▽

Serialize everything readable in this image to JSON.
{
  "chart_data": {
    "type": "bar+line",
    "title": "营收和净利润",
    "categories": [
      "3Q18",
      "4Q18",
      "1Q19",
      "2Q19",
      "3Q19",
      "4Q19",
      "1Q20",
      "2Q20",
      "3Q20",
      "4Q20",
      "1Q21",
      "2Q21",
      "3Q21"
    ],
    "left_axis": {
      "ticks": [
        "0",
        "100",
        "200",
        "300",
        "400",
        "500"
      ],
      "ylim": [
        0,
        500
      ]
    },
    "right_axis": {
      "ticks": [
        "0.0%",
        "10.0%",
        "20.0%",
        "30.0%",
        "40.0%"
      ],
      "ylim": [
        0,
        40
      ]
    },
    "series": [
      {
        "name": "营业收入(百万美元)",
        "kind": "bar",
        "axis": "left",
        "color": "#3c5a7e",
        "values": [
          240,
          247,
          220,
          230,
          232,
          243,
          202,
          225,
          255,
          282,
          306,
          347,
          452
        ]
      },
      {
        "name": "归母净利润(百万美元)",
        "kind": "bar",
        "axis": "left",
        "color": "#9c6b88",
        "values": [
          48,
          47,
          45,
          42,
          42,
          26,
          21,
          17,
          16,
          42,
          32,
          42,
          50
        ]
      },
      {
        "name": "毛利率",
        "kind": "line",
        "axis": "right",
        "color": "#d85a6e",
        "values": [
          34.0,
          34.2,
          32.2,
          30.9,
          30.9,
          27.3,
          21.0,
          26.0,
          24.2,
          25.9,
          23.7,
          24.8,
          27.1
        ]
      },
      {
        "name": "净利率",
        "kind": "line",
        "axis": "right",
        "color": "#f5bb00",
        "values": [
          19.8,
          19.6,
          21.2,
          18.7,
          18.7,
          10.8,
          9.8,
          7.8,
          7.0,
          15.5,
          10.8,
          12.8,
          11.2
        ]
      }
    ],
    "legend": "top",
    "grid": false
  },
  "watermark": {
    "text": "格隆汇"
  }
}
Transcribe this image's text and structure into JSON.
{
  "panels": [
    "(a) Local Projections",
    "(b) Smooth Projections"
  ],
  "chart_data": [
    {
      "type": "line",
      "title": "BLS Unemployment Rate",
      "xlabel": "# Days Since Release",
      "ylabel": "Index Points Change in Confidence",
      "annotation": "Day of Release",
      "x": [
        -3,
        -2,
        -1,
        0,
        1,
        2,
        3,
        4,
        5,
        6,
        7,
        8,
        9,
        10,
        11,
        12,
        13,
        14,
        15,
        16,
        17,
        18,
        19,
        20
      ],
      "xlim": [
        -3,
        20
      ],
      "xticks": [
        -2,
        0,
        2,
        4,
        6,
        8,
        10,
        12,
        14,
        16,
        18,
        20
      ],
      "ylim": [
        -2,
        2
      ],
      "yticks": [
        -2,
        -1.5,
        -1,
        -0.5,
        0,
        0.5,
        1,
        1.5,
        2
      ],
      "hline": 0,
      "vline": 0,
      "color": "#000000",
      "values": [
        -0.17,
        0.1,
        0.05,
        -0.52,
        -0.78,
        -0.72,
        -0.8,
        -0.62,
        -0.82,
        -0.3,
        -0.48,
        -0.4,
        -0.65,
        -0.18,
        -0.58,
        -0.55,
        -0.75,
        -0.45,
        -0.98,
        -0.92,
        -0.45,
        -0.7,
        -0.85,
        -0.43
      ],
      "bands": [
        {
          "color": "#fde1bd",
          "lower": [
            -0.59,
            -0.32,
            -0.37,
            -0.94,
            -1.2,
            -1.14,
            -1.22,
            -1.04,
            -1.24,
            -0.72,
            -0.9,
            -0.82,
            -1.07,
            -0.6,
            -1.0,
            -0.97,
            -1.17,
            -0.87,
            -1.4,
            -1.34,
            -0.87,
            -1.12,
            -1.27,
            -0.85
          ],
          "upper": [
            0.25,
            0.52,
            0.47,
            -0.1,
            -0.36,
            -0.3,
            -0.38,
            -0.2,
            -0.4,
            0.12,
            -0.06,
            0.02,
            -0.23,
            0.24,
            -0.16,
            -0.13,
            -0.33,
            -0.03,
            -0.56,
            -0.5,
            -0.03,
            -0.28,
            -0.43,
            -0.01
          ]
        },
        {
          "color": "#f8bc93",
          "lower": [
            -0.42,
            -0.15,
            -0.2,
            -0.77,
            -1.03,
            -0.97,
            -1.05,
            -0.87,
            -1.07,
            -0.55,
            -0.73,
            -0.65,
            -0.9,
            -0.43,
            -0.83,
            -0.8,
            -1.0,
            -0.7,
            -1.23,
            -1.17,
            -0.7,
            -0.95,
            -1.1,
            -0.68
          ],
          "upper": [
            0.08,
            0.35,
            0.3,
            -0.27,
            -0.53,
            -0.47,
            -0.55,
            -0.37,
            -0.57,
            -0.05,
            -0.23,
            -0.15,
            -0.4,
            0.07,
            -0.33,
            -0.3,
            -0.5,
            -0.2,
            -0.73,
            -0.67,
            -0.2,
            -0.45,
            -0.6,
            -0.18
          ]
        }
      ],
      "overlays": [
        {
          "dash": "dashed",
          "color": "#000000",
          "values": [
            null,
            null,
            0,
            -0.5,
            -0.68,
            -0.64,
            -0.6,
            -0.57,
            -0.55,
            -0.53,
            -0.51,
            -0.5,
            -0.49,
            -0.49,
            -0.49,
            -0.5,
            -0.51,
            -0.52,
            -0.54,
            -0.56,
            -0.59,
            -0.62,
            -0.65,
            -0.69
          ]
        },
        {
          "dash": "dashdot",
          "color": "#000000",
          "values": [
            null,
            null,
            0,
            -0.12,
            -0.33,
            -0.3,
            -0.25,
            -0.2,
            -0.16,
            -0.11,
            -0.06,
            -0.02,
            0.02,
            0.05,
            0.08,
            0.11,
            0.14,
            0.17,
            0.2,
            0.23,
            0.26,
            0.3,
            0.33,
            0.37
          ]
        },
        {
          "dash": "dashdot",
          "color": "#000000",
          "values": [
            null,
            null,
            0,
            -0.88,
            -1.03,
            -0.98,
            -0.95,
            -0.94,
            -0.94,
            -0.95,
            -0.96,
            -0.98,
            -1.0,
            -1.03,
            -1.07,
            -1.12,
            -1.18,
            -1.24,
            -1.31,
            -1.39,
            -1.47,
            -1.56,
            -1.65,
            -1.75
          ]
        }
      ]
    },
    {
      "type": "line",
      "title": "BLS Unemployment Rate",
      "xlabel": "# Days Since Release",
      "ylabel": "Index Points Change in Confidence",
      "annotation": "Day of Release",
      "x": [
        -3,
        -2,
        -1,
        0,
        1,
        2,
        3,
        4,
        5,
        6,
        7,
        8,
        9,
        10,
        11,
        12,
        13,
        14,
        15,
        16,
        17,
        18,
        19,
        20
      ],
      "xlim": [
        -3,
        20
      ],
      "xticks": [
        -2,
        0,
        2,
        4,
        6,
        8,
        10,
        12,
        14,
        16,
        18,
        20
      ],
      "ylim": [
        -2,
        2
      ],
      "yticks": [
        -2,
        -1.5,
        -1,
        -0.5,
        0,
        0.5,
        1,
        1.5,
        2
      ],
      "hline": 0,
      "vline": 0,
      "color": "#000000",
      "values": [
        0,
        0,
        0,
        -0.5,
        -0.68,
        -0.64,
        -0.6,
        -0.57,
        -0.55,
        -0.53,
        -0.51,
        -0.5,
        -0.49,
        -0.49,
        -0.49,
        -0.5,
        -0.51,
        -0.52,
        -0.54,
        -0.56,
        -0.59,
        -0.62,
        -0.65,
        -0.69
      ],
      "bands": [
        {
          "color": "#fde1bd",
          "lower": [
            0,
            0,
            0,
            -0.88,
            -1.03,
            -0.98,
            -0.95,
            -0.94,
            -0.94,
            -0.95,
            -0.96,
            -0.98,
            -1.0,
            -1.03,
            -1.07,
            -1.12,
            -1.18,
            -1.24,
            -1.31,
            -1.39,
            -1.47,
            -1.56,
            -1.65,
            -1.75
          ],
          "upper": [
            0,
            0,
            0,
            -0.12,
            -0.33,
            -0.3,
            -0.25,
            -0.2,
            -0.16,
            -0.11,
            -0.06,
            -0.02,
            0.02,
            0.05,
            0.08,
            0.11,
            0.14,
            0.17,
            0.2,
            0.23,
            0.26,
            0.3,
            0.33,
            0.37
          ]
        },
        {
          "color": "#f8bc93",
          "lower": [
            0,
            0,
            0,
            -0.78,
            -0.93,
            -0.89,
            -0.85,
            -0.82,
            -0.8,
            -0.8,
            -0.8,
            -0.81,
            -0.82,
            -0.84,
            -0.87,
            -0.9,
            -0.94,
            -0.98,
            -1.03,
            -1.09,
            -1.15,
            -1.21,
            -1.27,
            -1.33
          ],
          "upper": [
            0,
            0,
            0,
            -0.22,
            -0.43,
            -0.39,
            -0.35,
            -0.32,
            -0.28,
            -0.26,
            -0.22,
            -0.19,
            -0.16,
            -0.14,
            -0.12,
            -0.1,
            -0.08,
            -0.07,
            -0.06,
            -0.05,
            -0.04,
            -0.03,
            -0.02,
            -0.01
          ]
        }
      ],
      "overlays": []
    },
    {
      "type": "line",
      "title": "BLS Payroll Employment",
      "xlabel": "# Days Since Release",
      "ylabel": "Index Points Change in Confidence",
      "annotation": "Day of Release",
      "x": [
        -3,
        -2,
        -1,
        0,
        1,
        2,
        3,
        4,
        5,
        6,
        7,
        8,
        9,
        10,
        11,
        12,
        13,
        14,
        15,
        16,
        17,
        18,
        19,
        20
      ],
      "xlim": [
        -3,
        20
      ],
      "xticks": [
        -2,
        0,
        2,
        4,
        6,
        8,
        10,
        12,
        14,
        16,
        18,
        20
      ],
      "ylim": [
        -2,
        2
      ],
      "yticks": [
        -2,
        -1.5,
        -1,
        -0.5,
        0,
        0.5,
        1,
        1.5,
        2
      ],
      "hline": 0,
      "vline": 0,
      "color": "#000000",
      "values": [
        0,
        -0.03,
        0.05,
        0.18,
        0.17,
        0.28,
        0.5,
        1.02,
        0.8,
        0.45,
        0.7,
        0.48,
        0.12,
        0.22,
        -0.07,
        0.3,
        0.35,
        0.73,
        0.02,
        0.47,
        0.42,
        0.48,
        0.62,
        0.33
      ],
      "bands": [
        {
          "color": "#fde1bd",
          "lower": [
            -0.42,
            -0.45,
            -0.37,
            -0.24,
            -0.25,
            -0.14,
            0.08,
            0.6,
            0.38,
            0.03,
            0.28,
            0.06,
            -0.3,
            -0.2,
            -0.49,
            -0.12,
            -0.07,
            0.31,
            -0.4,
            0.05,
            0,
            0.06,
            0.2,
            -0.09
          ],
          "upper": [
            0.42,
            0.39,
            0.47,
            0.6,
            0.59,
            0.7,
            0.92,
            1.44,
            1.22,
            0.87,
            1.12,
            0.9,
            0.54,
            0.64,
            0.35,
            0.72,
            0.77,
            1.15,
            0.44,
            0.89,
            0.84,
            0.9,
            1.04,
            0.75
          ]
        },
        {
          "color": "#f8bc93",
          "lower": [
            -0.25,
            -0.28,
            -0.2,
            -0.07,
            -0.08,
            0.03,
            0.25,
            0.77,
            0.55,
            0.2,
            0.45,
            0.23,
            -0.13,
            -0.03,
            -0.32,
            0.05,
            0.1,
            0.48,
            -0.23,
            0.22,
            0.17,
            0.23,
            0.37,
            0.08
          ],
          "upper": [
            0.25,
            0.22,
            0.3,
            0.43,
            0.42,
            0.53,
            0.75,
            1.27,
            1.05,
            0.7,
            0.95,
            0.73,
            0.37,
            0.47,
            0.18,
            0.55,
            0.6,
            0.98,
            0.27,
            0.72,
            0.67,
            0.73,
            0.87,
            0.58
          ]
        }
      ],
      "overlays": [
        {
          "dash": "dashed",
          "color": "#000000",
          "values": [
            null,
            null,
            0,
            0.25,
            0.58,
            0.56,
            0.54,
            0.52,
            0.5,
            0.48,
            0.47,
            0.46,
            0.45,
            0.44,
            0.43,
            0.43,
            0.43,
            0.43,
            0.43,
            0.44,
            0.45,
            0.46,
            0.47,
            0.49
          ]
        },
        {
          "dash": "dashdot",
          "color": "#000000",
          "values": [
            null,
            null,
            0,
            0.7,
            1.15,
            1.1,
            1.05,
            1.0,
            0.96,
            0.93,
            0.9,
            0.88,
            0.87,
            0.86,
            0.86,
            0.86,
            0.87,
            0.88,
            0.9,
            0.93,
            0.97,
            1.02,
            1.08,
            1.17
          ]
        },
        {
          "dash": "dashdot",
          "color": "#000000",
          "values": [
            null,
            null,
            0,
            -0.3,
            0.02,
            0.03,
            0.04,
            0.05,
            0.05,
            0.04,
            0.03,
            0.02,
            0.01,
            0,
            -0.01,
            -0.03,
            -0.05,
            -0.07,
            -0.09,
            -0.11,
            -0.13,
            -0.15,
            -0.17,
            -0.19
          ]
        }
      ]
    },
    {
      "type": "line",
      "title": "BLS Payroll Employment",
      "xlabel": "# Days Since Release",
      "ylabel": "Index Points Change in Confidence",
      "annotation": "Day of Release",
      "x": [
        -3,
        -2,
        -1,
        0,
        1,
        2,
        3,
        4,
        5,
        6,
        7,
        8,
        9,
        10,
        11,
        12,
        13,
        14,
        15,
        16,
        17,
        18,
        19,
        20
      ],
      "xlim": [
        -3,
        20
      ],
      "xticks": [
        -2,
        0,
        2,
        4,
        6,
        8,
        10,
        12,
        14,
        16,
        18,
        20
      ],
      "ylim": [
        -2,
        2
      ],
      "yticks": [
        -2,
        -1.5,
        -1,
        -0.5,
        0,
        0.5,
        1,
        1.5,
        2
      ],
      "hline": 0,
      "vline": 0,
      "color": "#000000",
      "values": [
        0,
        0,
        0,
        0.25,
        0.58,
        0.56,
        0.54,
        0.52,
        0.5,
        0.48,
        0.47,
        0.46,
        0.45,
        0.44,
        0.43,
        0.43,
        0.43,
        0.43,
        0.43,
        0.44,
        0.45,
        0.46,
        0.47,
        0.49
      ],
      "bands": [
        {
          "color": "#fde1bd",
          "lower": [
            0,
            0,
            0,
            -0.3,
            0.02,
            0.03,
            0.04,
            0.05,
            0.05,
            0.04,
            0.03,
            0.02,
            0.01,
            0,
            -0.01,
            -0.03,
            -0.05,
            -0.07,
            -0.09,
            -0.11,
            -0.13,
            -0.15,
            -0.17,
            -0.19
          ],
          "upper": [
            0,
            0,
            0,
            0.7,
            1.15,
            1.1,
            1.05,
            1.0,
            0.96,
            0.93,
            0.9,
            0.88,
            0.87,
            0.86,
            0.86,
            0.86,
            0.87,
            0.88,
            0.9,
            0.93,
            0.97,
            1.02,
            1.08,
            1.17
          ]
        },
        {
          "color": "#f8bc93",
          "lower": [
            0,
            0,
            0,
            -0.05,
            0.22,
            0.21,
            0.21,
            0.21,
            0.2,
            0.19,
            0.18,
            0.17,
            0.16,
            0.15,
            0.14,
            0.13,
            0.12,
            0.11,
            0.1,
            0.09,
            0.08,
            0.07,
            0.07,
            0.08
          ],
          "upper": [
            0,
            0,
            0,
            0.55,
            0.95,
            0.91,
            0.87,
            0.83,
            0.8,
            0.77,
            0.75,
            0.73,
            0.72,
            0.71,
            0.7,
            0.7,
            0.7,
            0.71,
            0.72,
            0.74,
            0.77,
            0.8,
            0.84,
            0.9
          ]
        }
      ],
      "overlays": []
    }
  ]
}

△

## GIVEN EXERCISE
Identify which lines contain the word "JSON" and copy each one.

## REPLY TO THE TASK
Serialize everything readable in this image to JSON.
Transcribe this image's text and structure into JSON.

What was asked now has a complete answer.